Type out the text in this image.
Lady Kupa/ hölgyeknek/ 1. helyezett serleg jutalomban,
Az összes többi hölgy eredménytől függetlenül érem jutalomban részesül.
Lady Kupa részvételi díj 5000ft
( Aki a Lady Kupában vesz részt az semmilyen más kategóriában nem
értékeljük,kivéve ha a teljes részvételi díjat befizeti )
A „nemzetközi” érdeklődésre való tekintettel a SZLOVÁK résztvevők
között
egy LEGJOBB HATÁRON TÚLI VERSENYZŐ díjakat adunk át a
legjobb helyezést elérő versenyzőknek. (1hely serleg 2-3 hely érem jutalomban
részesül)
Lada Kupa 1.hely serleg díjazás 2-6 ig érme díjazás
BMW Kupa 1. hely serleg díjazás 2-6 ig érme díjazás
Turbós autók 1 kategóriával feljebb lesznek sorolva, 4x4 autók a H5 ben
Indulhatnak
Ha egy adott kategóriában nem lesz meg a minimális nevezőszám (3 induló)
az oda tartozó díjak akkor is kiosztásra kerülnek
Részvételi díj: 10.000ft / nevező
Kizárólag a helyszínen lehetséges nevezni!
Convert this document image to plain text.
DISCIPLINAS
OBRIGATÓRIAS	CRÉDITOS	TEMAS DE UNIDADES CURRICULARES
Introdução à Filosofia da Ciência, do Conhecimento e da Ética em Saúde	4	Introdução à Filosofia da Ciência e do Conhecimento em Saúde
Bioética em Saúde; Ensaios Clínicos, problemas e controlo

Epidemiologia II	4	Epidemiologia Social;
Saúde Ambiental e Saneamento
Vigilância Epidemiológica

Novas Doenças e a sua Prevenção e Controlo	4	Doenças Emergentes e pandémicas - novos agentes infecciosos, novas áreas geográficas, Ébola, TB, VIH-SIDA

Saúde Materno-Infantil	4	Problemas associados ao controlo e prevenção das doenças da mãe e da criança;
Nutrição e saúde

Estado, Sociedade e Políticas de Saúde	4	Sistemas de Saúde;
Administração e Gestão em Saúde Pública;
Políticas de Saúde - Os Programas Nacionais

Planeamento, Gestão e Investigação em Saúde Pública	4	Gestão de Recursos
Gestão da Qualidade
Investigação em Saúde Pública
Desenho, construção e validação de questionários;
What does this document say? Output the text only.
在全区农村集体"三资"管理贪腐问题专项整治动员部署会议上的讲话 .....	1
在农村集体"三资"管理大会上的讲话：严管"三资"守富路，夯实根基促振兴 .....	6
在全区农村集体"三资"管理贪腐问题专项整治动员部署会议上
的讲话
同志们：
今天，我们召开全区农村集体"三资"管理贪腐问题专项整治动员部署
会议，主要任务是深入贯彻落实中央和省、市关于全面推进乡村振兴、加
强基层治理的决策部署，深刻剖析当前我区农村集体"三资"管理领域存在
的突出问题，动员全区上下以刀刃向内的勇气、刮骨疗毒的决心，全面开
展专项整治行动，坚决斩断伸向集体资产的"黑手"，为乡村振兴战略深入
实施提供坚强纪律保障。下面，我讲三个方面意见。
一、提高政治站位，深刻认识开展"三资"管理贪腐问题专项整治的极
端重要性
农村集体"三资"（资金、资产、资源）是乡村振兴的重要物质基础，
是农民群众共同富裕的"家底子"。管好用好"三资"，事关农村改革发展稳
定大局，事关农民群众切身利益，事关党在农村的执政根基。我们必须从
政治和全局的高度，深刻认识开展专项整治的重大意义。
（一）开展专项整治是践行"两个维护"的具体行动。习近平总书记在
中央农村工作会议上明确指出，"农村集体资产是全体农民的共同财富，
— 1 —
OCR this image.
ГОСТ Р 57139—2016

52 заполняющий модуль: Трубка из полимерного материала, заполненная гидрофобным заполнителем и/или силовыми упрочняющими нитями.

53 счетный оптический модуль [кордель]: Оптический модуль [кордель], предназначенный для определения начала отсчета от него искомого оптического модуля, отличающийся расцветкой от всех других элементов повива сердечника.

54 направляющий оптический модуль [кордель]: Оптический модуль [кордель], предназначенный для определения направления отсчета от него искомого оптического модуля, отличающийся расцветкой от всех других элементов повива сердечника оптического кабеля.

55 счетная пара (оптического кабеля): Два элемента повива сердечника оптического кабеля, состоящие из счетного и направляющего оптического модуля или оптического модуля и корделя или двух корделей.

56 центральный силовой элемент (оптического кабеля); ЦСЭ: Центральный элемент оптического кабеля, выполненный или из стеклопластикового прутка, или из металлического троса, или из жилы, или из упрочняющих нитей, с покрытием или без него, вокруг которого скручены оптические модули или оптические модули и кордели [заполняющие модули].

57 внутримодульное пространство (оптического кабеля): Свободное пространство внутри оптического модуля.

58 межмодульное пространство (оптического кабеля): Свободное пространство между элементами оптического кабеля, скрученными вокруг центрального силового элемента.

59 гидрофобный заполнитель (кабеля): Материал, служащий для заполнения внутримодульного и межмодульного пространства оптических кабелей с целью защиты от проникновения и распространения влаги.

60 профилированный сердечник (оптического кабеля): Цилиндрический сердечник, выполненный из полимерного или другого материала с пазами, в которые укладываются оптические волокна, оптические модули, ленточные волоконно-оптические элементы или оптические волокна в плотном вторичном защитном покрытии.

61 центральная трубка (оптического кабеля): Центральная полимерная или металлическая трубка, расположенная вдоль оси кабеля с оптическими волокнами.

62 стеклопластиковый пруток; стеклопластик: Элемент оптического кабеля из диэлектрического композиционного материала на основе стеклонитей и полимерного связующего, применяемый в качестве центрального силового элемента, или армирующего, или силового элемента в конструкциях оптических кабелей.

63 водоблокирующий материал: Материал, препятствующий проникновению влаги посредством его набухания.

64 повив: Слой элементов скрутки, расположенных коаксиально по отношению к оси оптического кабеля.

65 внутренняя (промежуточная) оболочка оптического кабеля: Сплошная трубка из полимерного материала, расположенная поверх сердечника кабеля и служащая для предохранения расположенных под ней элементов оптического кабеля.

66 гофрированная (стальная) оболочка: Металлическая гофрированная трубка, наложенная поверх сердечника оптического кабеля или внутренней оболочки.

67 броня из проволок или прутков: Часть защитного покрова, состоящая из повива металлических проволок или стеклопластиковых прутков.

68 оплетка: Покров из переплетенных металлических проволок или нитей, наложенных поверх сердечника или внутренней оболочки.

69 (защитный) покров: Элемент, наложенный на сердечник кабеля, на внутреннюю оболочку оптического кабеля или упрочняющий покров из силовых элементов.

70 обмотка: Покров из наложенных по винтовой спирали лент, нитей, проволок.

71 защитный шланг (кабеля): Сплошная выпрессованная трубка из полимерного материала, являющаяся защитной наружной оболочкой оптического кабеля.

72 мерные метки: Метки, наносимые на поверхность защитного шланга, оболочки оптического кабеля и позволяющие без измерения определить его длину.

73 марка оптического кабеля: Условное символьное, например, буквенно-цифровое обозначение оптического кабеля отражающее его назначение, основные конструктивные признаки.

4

──────

■ **Problem description**:
Restate all of the entries above precisely.

■ **Exercise answer**:
Type out the text in this image.
Lady Kupa/ hölgyeknek/ 1. helyezett serleg jutalomban,
Az összes többi hölgy eredménytől függetlenül érem jutalomban részesül.
Lady Kupa részvételi díj 5000ft
( Aki a Lady Kupában vesz részt az semmilyen más kategóriában nem
értékeljük,kivéve ha a teljes részvételi díjat befizeti )
A „nemzetközi” érdeklődésre való tekintettel a SZLOVÁK résztvevők
között
egy LEGJOBB HATÁRON TÚLI VERSENYZŐ díjakat adunk át a
legjobb helyezést elérő versenyzőknek. (1hely serleg 2-3 hely érem jutalomban
részesül)
Lada Kupa 1.hely serleg díjazás 2-6 ig érme díjazás
BMW Kupa 1. hely serleg díjazás 2-6 ig érme díjazás
Turbós autók 1 kategóriával feljebb lesznek sorolva, 4x4 autók a H5 ben
Indulhatnak
Ha egy adott kategóriában nem lesz meg a minimális nevezőszám (3 induló)
az oda tartozó díjak akkor is kiosztásra kerülnek
Részvételi díj: 10.000ft / nevező
Kizárólag a helyszínen lehetséges nevezni!
Convert this document image to plain text.
DISCIPLINAS
OBRIGATÓRIAS	CRÉDITOS	TEMAS DE UNIDADES CURRICULARES
Introdução à Filosofia da Ciência, do Conhecimento e da Ética em Saúde	4	Introdução à Filosofia da Ciência e do Conhecimento em Saúde
Bioética em Saúde; Ensaios Clínicos, problemas e controlo

Epidemiologia II	4	Epidemiologia Social;
Saúde Ambiental e Saneamento
Vigilância Epidemiológica

Novas Doenças e a sua Prevenção e Controlo	4	Doenças Emergentes e pandémicas - novos agentes infecciosos, novas áreas geográficas, Ébola, TB, VIH-SIDA

Saúde Materno-Infantil	4	Problemas associados ao controlo e prevenção das doenças da mãe e da criança;
Nutrição e saúde

Estado, Sociedade e Políticas de Saúde	4	Sistemas de Saúde;
Administração e Gestão em Saúde Pública;
Políticas de Saúde - Os Programas Nacionais

Planeamento, Gestão e Investigação em Saúde Pública	4	Gestão de Recursos
Gestão da Qualidade
Investigação em Saúde Pública
Desenho, construção e validação de questionários;
What does this document say? Output the text only.
在全区农村集体"三资"管理贪腐问题专项整治动员部署会议上的讲话 .....	1
在农村集体"三资"管理大会上的讲话：严管"三资"守富路，夯实根基促振兴 .....	6
在全区农村集体"三资"管理贪腐问题专项整治动员部署会议上
的讲话
同志们：
今天，我们召开全区农村集体"三资"管理贪腐问题专项整治动员部署
会议，主要任务是深入贯彻落实中央和省、市关于全面推进乡村振兴、加
强基层治理的决策部署，深刻剖析当前我区农村集体"三资"管理领域存在
的突出问题，动员全区上下以刀刃向内的勇气、刮骨疗毒的决心，全面开
展专项整治行动，坚决斩断伸向集体资产的"黑手"，为乡村振兴战略深入
实施提供坚强纪律保障。下面，我讲三个方面意见。
一、提高政治站位，深刻认识开展"三资"管理贪腐问题专项整治的极
端重要性
农村集体"三资"（资金、资产、资源）是乡村振兴的重要物质基础，
是农民群众共同富裕的"家底子"。管好用好"三资"，事关农村改革发展稳
定大局，事关农民群众切身利益，事关党在农村的执政根基。我们必须从
政治和全局的高度，深刻认识开展专项整治的重大意义。
（一）开展专项整治是践行"两个维护"的具体行动。习近平总书记在
中央农村工作会议上明确指出，"农村集体资产是全体农民的共同财富，
— 1 —
OCR this image.
ГОСТ Р 57139—2016

52 заполняющий модуль: Трубка из полимерного материала, заполненная гидрофобным заполнителем и/или силовыми упрочняющими нитями.

53 счетный оптический модуль [кордель]: Оптический модуль [кордель], предназначенный для определения начала отсчета от него искомого оптического модуля, отличающийся расцветкой от всех других элементов повива сердечника.

54 направляющий оптический модуль [кордель]: Оптический модуль [кордель], предназначенный для определения направления отсчета от него искомого оптического модуля, отличающийся расцветкой от всех других элементов повива сердечника оптического кабеля.

55 счетная пара (оптического кабеля): Два элемента повива сердечника оптического кабеля, состоящие из счетного и направляющего оптического модуля или оптического модуля и корделя или двух корделей.

56 центральный силовой элемент (оптического кабеля); ЦСЭ: Центральный элемент оптического кабеля, выполненный или из стеклопластикового прутка, или из металлического троса, или из жилы, или из упрочняющих нитей, с покрытием или без него, вокруг которого скручены оптические модули или оптические модули и кордели [заполняющие модули].

57 внутримодульное пространство (оптического кабеля): Свободное пространство внутри оптического модуля.

58 межмодульное пространство (оптического кабеля): Свободное пространство между элементами оптического кабеля, скрученными вокруг центрального силового элемента.

59 гидрофобный заполнитель (кабеля): Материал, служащий для заполнения внутримодульного и межмодульного пространства оптических кабелей с целью защиты от проникновения и распространения влаги.

60 профилированный сердечник (оптического кабеля): Цилиндрический сердечник, выполненный из полимерного или другого материала с пазами, в которые укладываются оптические волокна, оптические модули, ленточные волоконно-оптические элементы или оптические волокна в плотном вторичном защитном покрытии.

61 центральная трубка (оптического кабеля): Центральная полимерная или металлическая трубка, расположенная вдоль оси кабеля с оптическими волокнами.

62 стеклопластиковый пруток; стеклопластик: Элемент оптического кабеля из диэлектрического композиционного материала на основе стеклонитей и полимерного связующего, применяемый в качестве центрального силового элемента, или армирующего, или силового элемента в конструкциях оптических кабелей.

63 водоблокирующий материал: Материал, препятствующий проникновению влаги посредством его набухания.

64 повив: Слой элементов скрутки, расположенных коаксиально по отношению к оси оптического кабеля.

65 внутренняя (промежуточная) оболочка оптического кабеля: Сплошная трубка из полимерного материала, расположенная поверх сердечника кабеля и служащая для предохранения расположенных под ней элементов оптического кабеля.

66 гофрированная (стальная) оболочка: Металлическая гофрированная трубка, наложенная поверх сердечника оптического кабеля или внутренней оболочки.

67 броня из проволок или прутков: Часть защитного покрова, состоящая из повива металлических проволок или стеклопластиковых прутков.

68 оплетка: Покров из переплетенных металлических проволок или нитей, наложенных поверх сердечника или внутренней оболочки.

69 (защитный) покров: Элемент, наложенный на сердечник кабеля, на внутреннюю оболочку оптического кабеля или упрочняющий покров из силовых элементов.

70 обмотка: Покров из наложенных по винтовой спирали лент, нитей, проволок.

71 защитный шланг (кабеля): Сплошная выпрессованная трубка из полимерного материала, являющаяся защитной наружной оболочкой оптического кабеля.

72 мерные метки: Метки, наносимые на поверхность защитного шланга, оболочки оптического кабеля и позволяющие без измерения определить его длину.

73 марка оптического кабеля: Условное символьное, например, буквенно-цифровое обозначение оптического кабеля отражающее его назначение, основные конструктивные признаки.

4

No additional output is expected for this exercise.